■ Instruction: Exclude the pictures, then repeat the remaining data exactly.

■ Records shown:
---

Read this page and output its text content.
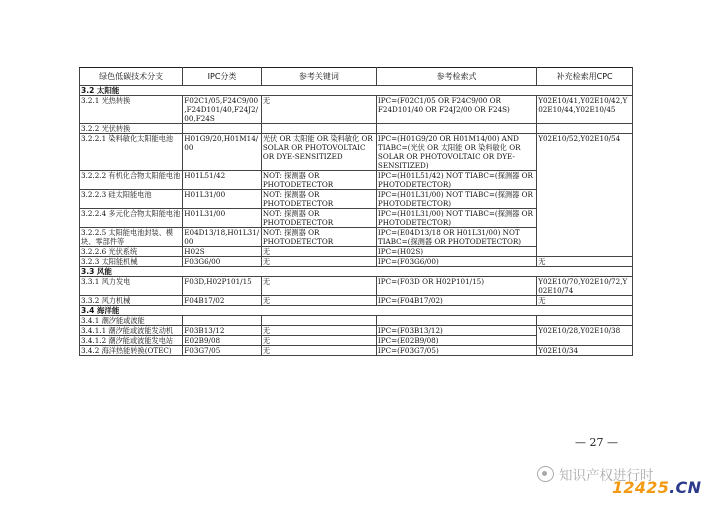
绿色低碳技术分支	IPC分类	参考关键词	参考检索式	补充检索用CPC
3.2 太阳能				
3.2.1 光热转换	F02C1/05,F24C9/00,F24D101/40,F24J2/00,F24S	无	IPC=(F02C1/05 OR F24C9/00 OR F24D101/40 OR F24J2/00 OR F24S)	Y02E10/41,Y02E10/42,Y02E10/44,Y02E10/45
3.2.2 光伏转换				
3.2.2.1 染料敏化太阳能电池	H01G9/20,H01M14/00	光伏 OR 太阳能 OR 染料敏化 OR SOLAR OR PHOTOVOLTAIC OR DYE-SENSITIZED	IPC=(H01G9/20 OR H01M14/00) AND TIABC=(光伏 OR 太阳能 OR 染料敏化 OR SOLAR OR PHOTOVOLTAIC OR DYE-SENSITIZED)	Y02E10/52,Y02E10/54
3.2.2.2 有机化合物太阳能电池	H01L51/42	NOT: 探测器 OR PHOTODETECTOR	IPC=(H01L51/42) NOT TIABC=(探测器 OR PHOTODETECTOR)	
3.2.2.3 硅太阳能电池	H01L31/00	NOT: 探测器 OR PHOTODETECTOR	IPC=(H01L31/00) NOT TIABC=(探测器 OR PHOTODETECTOR)	
3.2.2.4 多元化合物太阳能电池	H01L31/00	NOT: 探测器 OR PHOTODETECTOR	IPC=(H01L31/00) NOT TIABC=(探测器 OR PHOTODETECTOR)	
3.2.2.5 太阳能电池封装、模块、零部件等	E04D13/18,H01L31/00	NOT: 探测器 OR PHOTODETECTOR	IPC=(E04D13/18 OR H01L31/00) NOT TIABC=(探测器 OR PHOTODETECTOR)	
3.2.2.6 光伏系统	H02S	无	IPC=(H02S)	
3.2.3 太阳能机械	F03G6/00	无	IPC=(F03G6/00)	无
3.3 风能				
3.3.1 风力发电	F03D,H02P101/15	无	IPC=(F03D OR H02P101/15)	Y02E10/70,Y02E10/72,Y02E10/74
3.3.2 风力机械	F04B17/02	无	IPC=(F04B17/02)	无
3.4 海洋能				
3.4.1 潮汐能或波能				
3.4.1.1 潮汐能或波能发动机	F03B13/12	无	IPC=(F03B13/12)	Y02E10/28,Y02E10/38
3.4.1.2 潮汐能或波能发电站	E02B9/08	无	IPC=(E02B9/08)	
3.4.2 海洋热能转换(OTEC)	F03G7/05	无	IPC=(F03G7/05)	Y02E10/34
— 27 —
知识产权进行时
12425.CN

---

■ Output of the exercise:
Read this page and output its text content.
绿色低碳技术分支	IPC分类	参考关键词	参考检索式	补充检索用CPC
3.2 太阳能				
3.2.1 光热转换	F02C1/05,F24C9/00,F24D101/40,F24J2/00,F24S	无	IPC=(F02C1/05 OR F24C9/00 OR F24D101/40 OR F24J2/00 OR F24S)	Y02E10/41,Y02E10/42,Y02E10/44,Y02E10/45
3.2.2 光伏转换				
3.2.2.1 染料敏化太阳能电池	H01G9/20,H01M14/00	光伏 OR 太阳能 OR 染料敏化 OR SOLAR OR PHOTOVOLTAIC OR DYE-SENSITIZED	IPC=(H01G9/20 OR H01M14/00) AND TIABC=(光伏 OR 太阳能 OR 染料敏化 OR SOLAR OR PHOTOVOLTAIC OR DYE-SENSITIZED)	Y02E10/52,Y02E10/54
3.2.2.2 有机化合物太阳能电池	H01L51/42	NOT: 探测器 OR PHOTODETECTOR	IPC=(H01L51/42) NOT TIABC=(探测器 OR PHOTODETECTOR)	
3.2.2.3 硅太阳能电池	H01L31/00	NOT: 探测器 OR PHOTODETECTOR	IPC=(H01L31/00) NOT TIABC=(探测器 OR PHOTODETECTOR)	
3.2.2.4 多元化合物太阳能电池	H01L31/00	NOT: 探测器 OR PHOTODETECTOR	IPC=(H01L31/00) NOT TIABC=(探测器 OR PHOTODETECTOR)	
3.2.2.5 太阳能电池封装、模块、零部件等	E04D13/18,H01L31/00	NOT: 探测器 OR PHOTODETECTOR	IPC=(E04D13/18 OR H01L31/00) NOT TIABC=(探测器 OR PHOTODETECTOR)	
3.2.2.6 光伏系统	H02S	无	IPC=(H02S)	
3.2.3 太阳能机械	F03G6/00	无	IPC=(F03G6/00)	无
3.3 风能				
3.3.1 风力发电	F03D,H02P101/15	无	IPC=(F03D OR H02P101/15)	Y02E10/70,Y02E10/72,Y02E10/74
3.3.2 风力机械	F04B17/02	无	IPC=(F04B17/02)	无
3.4 海洋能				
3.4.1 潮汐能或波能				
3.4.1.1 潮汐能或波能发动机	F03B13/12	无	IPC=(F03B13/12)	Y02E10/28,Y02E10/38
3.4.1.2 潮汐能或波能发电站	E02B9/08	无	IPC=(E02B9/08)	
3.4.2 海洋热能转换(OTEC)	F03G7/05	无	IPC=(F03G7/05)	Y02E10/34
— 27 —
知识产权进行时
12425.CN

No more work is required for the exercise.